**Written instruction**
Your task is to give the listing below back word for word, pictures excluded.

**Records for this exercise**
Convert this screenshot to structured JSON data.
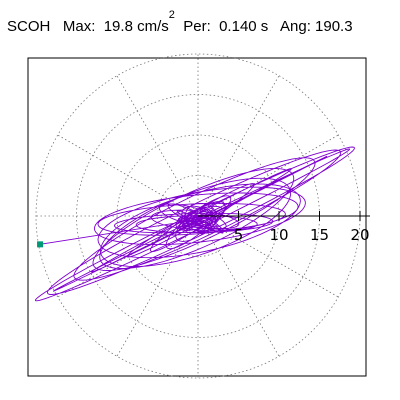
{
  "header": {
    "station": "SCOH",
    "max_label": "Max:",
    "max_value": "19.8",
    "max_unit": "cm/s",
    "max_unit_exp": "2",
    "per_label": "Per:",
    "per_value": "0.140 s",
    "ang_label": "Ang:",
    "ang_value": "190.3"
  },
  "chart_data": {
    "type": "polar-hodogram",
    "radial_ticks": [
      5,
      10,
      15,
      20
    ],
    "tick_labels": [
      "5",
      "10",
      "15",
      "20"
    ],
    "rmax": 20,
    "max_amplitude": 19.8,
    "angle_deg": 190.3,
    "angular_grid_step_deg": 30,
    "grid": true,
    "line_color": "#8000d0",
    "marker_color": "#009977",
    "end_point": {
      "x": -19.5,
      "y": -3.5
    }
  }
}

**Result for this task**
Convert this screenshot to structured JSON data.
{
  "header": {
    "station": "SCOH",
    "max_label": "Max:",
    "max_value": "19.8",
    "max_unit": "cm/s",
    "max_unit_exp": "2",
    "per_label": "Per:",
    "per_value": "0.140 s",
    "ang_label": "Ang:",
    "ang_value": "190.3"
  },
  "chart_data": {
    "type": "polar-hodogram",
    "radial_ticks": [
      5,
      10,
      15,
      20
    ],
    "tick_labels": [
      "5",
      "10",
      "15",
      "20"
    ],
    "rmax": 20,
    "max_amplitude": 19.8,
    "angle_deg": 190.3,
    "angular_grid_step_deg": 30,
    "grid": true,
    "line_color": "#8000d0",
    "marker_color": "#009977",
    "end_point": {
      "x": -19.5,
      "y": -3.5
    }
  }
}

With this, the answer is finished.